>> begin

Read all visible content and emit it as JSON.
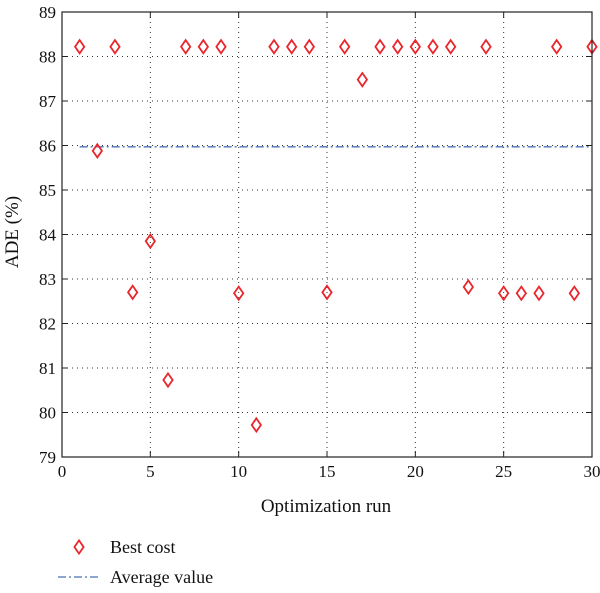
{
  "chart_data": {
    "type": "scatter",
    "title": "",
    "xlabel": "Optimization run",
    "ylabel": "ADE (%)",
    "xlim": [
      0,
      30
    ],
    "ylim": [
      79,
      89
    ],
    "xticks": [
      0,
      5,
      10,
      15,
      20,
      25,
      30
    ],
    "yticks": [
      79,
      80,
      81,
      82,
      83,
      84,
      85,
      86,
      87,
      88,
      89
    ],
    "grid": true,
    "legend_position": "bottom-left, below the axes",
    "series": [
      {
        "name": "Best cost",
        "marker": "diamond",
        "color": "#e8262b",
        "x": [
          1,
          2,
          3,
          4,
          5,
          6,
          7,
          8,
          9,
          10,
          11,
          12,
          13,
          14,
          15,
          16,
          17,
          18,
          19,
          20,
          21,
          22,
          23,
          24,
          25,
          26,
          27,
          28,
          29,
          30
        ],
        "y": [
          88.22,
          85.88,
          88.22,
          82.7,
          83.85,
          80.73,
          88.22,
          88.22,
          88.22,
          82.68,
          79.72,
          88.22,
          88.22,
          88.22,
          82.7,
          88.22,
          87.48,
          88.22,
          88.22,
          88.22,
          88.22,
          88.22,
          82.82,
          88.22,
          82.68,
          82.68,
          82.68,
          88.22,
          82.68,
          88.22
        ]
      },
      {
        "name": "Average value",
        "style": "dash-dot",
        "color": "#4a6fb5",
        "x": [
          1,
          30
        ],
        "y": [
          85.97,
          85.97
        ]
      }
    ]
  }
}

>> end

§ **WHAT IS NEEDED**
The records above must be transcribed exactly. Pictures are left out of the copy.

§ **EXERCISE RESPONSE**
Read all visible content and emit it as JSON.
{
  "chart_data": {
    "type": "scatter",
    "title": "",
    "xlabel": "Optimization run",
    "ylabel": "ADE (%)",
    "xlim": [
      0,
      30
    ],
    "ylim": [
      79,
      89
    ],
    "xticks": [
      0,
      5,
      10,
      15,
      20,
      25,
      30
    ],
    "yticks": [
      79,
      80,
      81,
      82,
      83,
      84,
      85,
      86,
      87,
      88,
      89
    ],
    "grid": true,
    "legend_position": "bottom-left, below the axes",
    "series": [
      {
        "name": "Best cost",
        "marker": "diamond",
        "color": "#e8262b",
        "x": [
          1,
          2,
          3,
          4,
          5,
          6,
          7,
          8,
          9,
          10,
          11,
          12,
          13,
          14,
          15,
          16,
          17,
          18,
          19,
          20,
          21,
          22,
          23,
          24,
          25,
          26,
          27,
          28,
          29,
          30
        ],
        "y": [
          88.22,
          85.88,
          88.22,
          82.7,
          83.85,
          80.73,
          88.22,
          88.22,
          88.22,
          82.68,
          79.72,
          88.22,
          88.22,
          88.22,
          82.7,
          88.22,
          87.48,
          88.22,
          88.22,
          88.22,
          88.22,
          88.22,
          82.82,
          88.22,
          82.68,
          82.68,
          82.68,
          88.22,
          82.68,
          88.22
        ]
      },
      {
        "name": "Average value",
        "style": "dash-dot",
        "color": "#4a6fb5",
        "x": [
          1,
          30
        ],
        "y": [
          85.97,
          85.97
        ]
      }
    ]
  }
}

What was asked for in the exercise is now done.